----- Input for this task

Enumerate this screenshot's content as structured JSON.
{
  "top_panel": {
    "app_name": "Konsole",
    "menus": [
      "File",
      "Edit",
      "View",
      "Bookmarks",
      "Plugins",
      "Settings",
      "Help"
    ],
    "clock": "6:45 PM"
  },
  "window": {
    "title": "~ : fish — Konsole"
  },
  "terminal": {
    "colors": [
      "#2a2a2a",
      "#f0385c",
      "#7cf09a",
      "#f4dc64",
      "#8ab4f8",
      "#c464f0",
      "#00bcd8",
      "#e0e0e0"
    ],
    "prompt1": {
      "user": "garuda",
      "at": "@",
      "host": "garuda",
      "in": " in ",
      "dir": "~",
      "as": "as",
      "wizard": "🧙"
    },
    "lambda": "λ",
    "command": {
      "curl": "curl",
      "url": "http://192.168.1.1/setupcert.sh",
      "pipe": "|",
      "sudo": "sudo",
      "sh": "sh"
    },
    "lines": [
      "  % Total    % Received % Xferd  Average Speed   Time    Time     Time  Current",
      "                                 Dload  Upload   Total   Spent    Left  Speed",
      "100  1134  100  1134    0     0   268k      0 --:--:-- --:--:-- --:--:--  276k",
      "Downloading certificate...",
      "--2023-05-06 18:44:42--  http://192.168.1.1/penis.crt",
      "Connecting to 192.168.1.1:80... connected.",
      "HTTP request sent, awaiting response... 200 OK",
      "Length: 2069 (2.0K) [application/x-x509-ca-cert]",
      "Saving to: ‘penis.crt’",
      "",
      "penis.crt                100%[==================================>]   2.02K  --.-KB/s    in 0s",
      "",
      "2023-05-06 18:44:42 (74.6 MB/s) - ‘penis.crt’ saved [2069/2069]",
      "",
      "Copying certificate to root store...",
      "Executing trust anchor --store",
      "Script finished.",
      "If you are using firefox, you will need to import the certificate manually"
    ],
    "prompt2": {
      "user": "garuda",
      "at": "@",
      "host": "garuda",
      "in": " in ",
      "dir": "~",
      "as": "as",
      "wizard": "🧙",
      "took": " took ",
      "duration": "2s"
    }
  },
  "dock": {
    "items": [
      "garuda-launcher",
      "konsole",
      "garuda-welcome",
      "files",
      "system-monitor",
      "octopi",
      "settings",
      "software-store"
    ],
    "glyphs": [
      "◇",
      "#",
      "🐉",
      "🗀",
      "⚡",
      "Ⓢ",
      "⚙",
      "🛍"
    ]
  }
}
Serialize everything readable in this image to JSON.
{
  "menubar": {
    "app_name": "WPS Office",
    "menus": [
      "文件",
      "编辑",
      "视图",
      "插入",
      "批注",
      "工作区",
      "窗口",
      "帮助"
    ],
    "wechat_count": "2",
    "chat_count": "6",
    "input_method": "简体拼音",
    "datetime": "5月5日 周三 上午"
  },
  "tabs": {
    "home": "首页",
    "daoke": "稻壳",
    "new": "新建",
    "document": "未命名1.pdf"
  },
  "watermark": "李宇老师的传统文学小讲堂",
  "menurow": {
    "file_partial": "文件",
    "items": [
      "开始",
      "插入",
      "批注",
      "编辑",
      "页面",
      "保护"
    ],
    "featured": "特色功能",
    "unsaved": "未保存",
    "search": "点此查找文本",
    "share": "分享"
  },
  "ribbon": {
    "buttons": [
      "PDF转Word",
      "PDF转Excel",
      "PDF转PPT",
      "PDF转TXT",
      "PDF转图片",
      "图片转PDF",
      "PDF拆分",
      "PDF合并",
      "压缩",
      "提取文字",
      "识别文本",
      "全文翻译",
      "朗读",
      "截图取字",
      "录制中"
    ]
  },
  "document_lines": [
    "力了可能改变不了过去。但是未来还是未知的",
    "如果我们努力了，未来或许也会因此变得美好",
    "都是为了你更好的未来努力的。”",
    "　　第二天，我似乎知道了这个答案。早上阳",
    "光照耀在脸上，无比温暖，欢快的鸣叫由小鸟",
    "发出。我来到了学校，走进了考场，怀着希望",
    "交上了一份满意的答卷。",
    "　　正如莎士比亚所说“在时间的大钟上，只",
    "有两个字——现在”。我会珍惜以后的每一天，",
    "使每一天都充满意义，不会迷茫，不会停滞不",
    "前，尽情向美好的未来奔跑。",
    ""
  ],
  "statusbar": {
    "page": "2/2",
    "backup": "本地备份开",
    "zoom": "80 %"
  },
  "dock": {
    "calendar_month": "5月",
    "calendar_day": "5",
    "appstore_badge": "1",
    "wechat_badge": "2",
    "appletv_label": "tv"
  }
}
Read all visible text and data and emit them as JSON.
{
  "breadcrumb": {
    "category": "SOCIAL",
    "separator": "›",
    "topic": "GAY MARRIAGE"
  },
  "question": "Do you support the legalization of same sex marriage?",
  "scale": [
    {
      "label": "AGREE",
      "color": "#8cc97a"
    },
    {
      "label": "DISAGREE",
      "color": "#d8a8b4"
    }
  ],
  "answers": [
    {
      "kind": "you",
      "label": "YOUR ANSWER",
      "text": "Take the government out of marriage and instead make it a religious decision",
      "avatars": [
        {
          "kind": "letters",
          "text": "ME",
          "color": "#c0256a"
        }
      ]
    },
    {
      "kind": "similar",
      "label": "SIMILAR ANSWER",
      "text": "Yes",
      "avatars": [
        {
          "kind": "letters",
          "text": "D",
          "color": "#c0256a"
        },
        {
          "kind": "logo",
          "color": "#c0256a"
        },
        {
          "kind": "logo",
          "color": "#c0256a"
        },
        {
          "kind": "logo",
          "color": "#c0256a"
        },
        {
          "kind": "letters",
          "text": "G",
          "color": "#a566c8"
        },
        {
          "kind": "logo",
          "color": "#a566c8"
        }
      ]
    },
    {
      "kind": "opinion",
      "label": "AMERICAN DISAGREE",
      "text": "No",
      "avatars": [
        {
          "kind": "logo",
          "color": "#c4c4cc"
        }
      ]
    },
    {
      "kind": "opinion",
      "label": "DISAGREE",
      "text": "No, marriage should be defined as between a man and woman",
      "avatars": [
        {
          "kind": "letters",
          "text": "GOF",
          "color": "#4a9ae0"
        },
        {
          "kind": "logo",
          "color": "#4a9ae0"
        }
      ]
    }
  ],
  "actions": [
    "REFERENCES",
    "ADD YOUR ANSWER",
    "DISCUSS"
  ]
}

----------

## [Exercise prompt]
Reproduce the listing above verbatim, from first line to last.

## [Correct answer]
Enumerate this screenshot's content as structured JSON.
{
  "top_panel": {
    "app_name": "Konsole",
    "menus": [
      "File",
      "Edit",
      "View",
      "Bookmarks",
      "Plugins",
      "Settings",
      "Help"
    ],
    "clock": "6:45 PM"
  },
  "window": {
    "title": "~ : fish — Konsole"
  },
  "terminal": {
    "colors": [
      "#2a2a2a",
      "#f0385c",
      "#7cf09a",
      "#f4dc64",
      "#8ab4f8",
      "#c464f0",
      "#00bcd8",
      "#e0e0e0"
    ],
    "prompt1": {
      "user": "garuda",
      "at": "@",
      "host": "garuda",
      "in": " in ",
      "dir": "~",
      "as": "as",
      "wizard": "🧙"
    },
    "lambda": "λ",
    "command": {
      "curl": "curl",
      "url": "http://192.168.1.1/setupcert.sh",
      "pipe": "|",
      "sudo": "sudo",
      "sh": "sh"
    },
    "lines": [
      "  % Total    % Received % Xferd  Average Speed   Time    Time     Time  Current",
      "                                 Dload  Upload   Total   Spent    Left  Speed",
      "100  1134  100  1134    0     0   268k      0 --:--:-- --:--:-- --:--:--  276k",
      "Downloading certificate...",
      "--2023-05-06 18:44:42--  http://192.168.1.1/penis.crt",
      "Connecting to 192.168.1.1:80... connected.",
      "HTTP request sent, awaiting response... 200 OK",
      "Length: 2069 (2.0K) [application/x-x509-ca-cert]",
      "Saving to: ‘penis.crt’",
      "",
      "penis.crt                100%[==================================>]   2.02K  --.-KB/s    in 0s",
      "",
      "2023-05-06 18:44:42 (74.6 MB/s) - ‘penis.crt’ saved [2069/2069]",
      "",
      "Copying certificate to root store...",
      "Executing trust anchor --store",
      "Script finished.",
      "If you are using firefox, you will need to import the certificate manually"
    ],
    "prompt2": {
      "user": "garuda",
      "at": "@",
      "host": "garuda",
      "in": " in ",
      "dir": "~",
      "as": "as",
      "wizard": "🧙",
      "took": " took ",
      "duration": "2s"
    }
  },
  "dock": {
    "items": [
      "garuda-launcher",
      "konsole",
      "garuda-welcome",
      "files",
      "system-monitor",
      "octopi",
      "settings",
      "software-store"
    ],
    "glyphs": [
      "◇",
      "#",
      "🐉",
      "🗀",
      "⚡",
      "Ⓢ",
      "⚙",
      "🛍"
    ]
  }
}
Serialize everything readable in this image to JSON.
{
  "menubar": {
    "app_name": "WPS Office",
    "menus": [
      "文件",
      "编辑",
      "视图",
      "插入",
      "批注",
      "工作区",
      "窗口",
      "帮助"
    ],
    "wechat_count": "2",
    "chat_count": "6",
    "input_method": "简体拼音",
    "datetime": "5月5日 周三 上午"
  },
  "tabs": {
    "home": "首页",
    "daoke": "稻壳",
    "new": "新建",
    "document": "未命名1.pdf"
  },
  "watermark": "李宇老师的传统文学小讲堂",
  "menurow": {
    "file_partial": "文件",
    "items": [
      "开始",
      "插入",
      "批注",
      "编辑",
      "页面",
      "保护"
    ],
    "featured": "特色功能",
    "unsaved": "未保存",
    "search": "点此查找文本",
    "share": "分享"
  },
  "ribbon": {
    "buttons": [
      "PDF转Word",
      "PDF转Excel",
      "PDF转PPT",
      "PDF转TXT",
      "PDF转图片",
      "图片转PDF",
      "PDF拆分",
      "PDF合并",
      "压缩",
      "提取文字",
      "识别文本",
      "全文翻译",
      "朗读",
      "截图取字",
      "录制中"
    ]
  },
  "document_lines": [
    "力了可能改变不了过去。但是未来还是未知的",
    "如果我们努力了，未来或许也会因此变得美好",
    "都是为了你更好的未来努力的。”",
    "　　第二天，我似乎知道了这个答案。早上阳",
    "光照耀在脸上，无比温暖，欢快的鸣叫由小鸟",
    "发出。我来到了学校，走进了考场，怀着希望",
    "交上了一份满意的答卷。",
    "　　正如莎士比亚所说“在时间的大钟上，只",
    "有两个字——现在”。我会珍惜以后的每一天，",
    "使每一天都充满意义，不会迷茫，不会停滞不",
    "前，尽情向美好的未来奔跑。",
    ""
  ],
  "statusbar": {
    "page": "2/2",
    "backup": "本地备份开",
    "zoom": "80 %"
  },
  "dock": {
    "calendar_month": "5月",
    "calendar_day": "5",
    "appstore_badge": "1",
    "wechat_badge": "2",
    "appletv_label": "tv"
  }
}
Read all visible text and data and emit them as JSON.
{
  "breadcrumb": {
    "category": "SOCIAL",
    "separator": "›",
    "topic": "GAY MARRIAGE"
  },
  "question": "Do you support the legalization of same sex marriage?",
  "scale": [
    {
      "label": "AGREE",
      "color": "#8cc97a"
    },
    {
      "label": "DISAGREE",
      "color": "#d8a8b4"
    }
  ],
  "answers": [
    {
      "kind": "you",
      "label": "YOUR ANSWER",
      "text": "Take the government out of marriage and instead make it a religious decision",
      "avatars": [
        {
          "kind": "letters",
          "text": "ME",
          "color": "#c0256a"
        }
      ]
    },
    {
      "kind": "similar",
      "label": "SIMILAR ANSWER",
      "text": "Yes",
      "avatars": [
        {
          "kind": "letters",
          "text": "D",
          "color": "#c0256a"
        },
        {
          "kind": "logo",
          "color": "#c0256a"
        },
        {
          "kind": "logo",
          "color": "#c0256a"
        },
        {
          "kind": "logo",
          "color": "#c0256a"
        },
        {
          "kind": "letters",
          "text": "G",
          "color": "#a566c8"
        },
        {
          "kind": "logo",
          "color": "#a566c8"
        }
      ]
    },
    {
      "kind": "opinion",
      "label": "AMERICAN DISAGREE",
      "text": "No",
      "avatars": [
        {
          "kind": "logo",
          "color": "#c4c4cc"
        }
      ]
    },
    {
      "kind": "opinion",
      "label": "DISAGREE",
      "text": "No, marriage should be defined as between a man and woman",
      "avatars": [
        {
          "kind": "letters",
          "text": "GOF",
          "color": "#4a9ae0"
        },
        {
          "kind": "logo",
          "color": "#4a9ae0"
        }
      ]
    }
  ],
  "actions": [
    "REFERENCES",
    "ADD YOUR ANSWER",
    "DISCUSS"
  ]
}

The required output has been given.